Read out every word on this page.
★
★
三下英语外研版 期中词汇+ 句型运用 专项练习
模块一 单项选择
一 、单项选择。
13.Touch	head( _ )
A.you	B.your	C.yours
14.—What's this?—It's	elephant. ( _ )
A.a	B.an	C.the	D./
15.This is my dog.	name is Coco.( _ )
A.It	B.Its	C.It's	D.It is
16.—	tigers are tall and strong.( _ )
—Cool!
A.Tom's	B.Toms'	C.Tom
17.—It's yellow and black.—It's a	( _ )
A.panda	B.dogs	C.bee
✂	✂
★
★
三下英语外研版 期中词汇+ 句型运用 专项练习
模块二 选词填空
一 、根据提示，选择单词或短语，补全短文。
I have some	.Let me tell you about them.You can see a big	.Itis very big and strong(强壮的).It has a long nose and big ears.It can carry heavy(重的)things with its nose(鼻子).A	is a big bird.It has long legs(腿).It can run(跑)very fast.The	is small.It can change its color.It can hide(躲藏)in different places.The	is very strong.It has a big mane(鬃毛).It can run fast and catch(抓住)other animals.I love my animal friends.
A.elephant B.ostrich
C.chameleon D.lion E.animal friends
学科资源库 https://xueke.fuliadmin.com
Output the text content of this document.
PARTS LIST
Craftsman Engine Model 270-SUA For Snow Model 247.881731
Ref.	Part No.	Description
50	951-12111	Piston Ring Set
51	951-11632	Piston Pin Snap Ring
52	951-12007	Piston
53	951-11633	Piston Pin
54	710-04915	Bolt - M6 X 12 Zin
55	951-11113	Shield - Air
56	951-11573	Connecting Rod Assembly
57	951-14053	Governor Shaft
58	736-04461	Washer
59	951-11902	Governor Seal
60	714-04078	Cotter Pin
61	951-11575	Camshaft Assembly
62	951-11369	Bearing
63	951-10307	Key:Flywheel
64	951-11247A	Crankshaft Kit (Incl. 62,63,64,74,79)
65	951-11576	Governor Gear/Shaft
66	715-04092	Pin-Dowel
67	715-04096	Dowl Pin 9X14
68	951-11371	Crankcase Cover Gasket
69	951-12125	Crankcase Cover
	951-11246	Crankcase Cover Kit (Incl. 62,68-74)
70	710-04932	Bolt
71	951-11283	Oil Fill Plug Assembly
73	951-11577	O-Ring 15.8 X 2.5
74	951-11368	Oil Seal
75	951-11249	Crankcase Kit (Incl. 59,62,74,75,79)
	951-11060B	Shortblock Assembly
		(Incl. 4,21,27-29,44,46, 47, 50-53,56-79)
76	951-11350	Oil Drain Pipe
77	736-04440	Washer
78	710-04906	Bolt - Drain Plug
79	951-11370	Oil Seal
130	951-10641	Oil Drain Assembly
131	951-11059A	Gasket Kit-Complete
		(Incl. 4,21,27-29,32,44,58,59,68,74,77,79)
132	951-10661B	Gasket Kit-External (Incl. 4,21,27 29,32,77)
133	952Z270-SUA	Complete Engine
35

○ ○ ○ ○ ○

Goal » Each line of the listing should be echoed back exactly.

Task response »
Read out every word on this page.
★
★
三下英语外研版 期中词汇+ 句型运用 专项练习
模块一 单项选择
一 、单项选择。
13.Touch	head( _ )
A.you	B.your	C.yours
14.—What's this?—It's	elephant. ( _ )
A.a	B.an	C.the	D./
15.This is my dog.	name is Coco.( _ )
A.It	B.Its	C.It's	D.It is
16.—	tigers are tall and strong.( _ )
—Cool!
A.Tom's	B.Toms'	C.Tom
17.—It's yellow and black.—It's a	( _ )
A.panda	B.dogs	C.bee
✂	✂
★
★
三下英语外研版 期中词汇+ 句型运用 专项练习
模块二 选词填空
一 、根据提示，选择单词或短语，补全短文。
I have some	.Let me tell you about them.You can see a big	.Itis very big and strong(强壮的).It has a long nose and big ears.It can carry heavy(重的)things with its nose(鼻子).A	is a big bird.It has long legs(腿).It can run(跑)very fast.The	is small.It can change its color.It can hide(躲藏)in different places.The	is very strong.It has a big mane(鬃毛).It can run fast and catch(抓住)other animals.I love my animal friends.
A.elephant B.ostrich
C.chameleon D.lion E.animal friends
学科资源库 https://xueke.fuliadmin.com
Output the text content of this document.
PARTS LIST
Craftsman Engine Model 270-SUA For Snow Model 247.881731
Ref.	Part No.	Description
50	951-12111	Piston Ring Set
51	951-11632	Piston Pin Snap Ring
52	951-12007	Piston
53	951-11633	Piston Pin
54	710-04915	Bolt - M6 X 12 Zin
55	951-11113	Shield - Air
56	951-11573	Connecting Rod Assembly
57	951-14053	Governor Shaft
58	736-04461	Washer
59	951-11902	Governor Seal
60	714-04078	Cotter Pin
61	951-11575	Camshaft Assembly
62	951-11369	Bearing
63	951-10307	Key:Flywheel
64	951-11247A	Crankshaft Kit (Incl. 62,63,64,74,79)
65	951-11576	Governor Gear/Shaft
66	715-04092	Pin-Dowel
67	715-04096	Dowl Pin 9X14
68	951-11371	Crankcase Cover Gasket
69	951-12125	Crankcase Cover
	951-11246	Crankcase Cover Kit (Incl. 62,68-74)
70	710-04932	Bolt
71	951-11283	Oil Fill Plug Assembly
73	951-11577	O-Ring 15.8 X 2.5
74	951-11368	Oil Seal
75	951-11249	Crankcase Kit (Incl. 59,62,74,75,79)
	951-11060B	Shortblock Assembly
		(Incl. 4,21,27-29,44,46, 47, 50-53,56-79)
76	951-11350	Oil Drain Pipe
77	736-04440	Washer
78	710-04906	Bolt - Drain Plug
79	951-11370	Oil Seal
130	951-10641	Oil Drain Assembly
131	951-11059A	Gasket Kit-Complete
		(Incl. 4,21,27-29,32,44,58,59,68,74,77,79)
132	951-10661B	Gasket Kit-External (Incl. 4,21,27 29,32,77)
133	952Z270-SUA	Complete Engine
35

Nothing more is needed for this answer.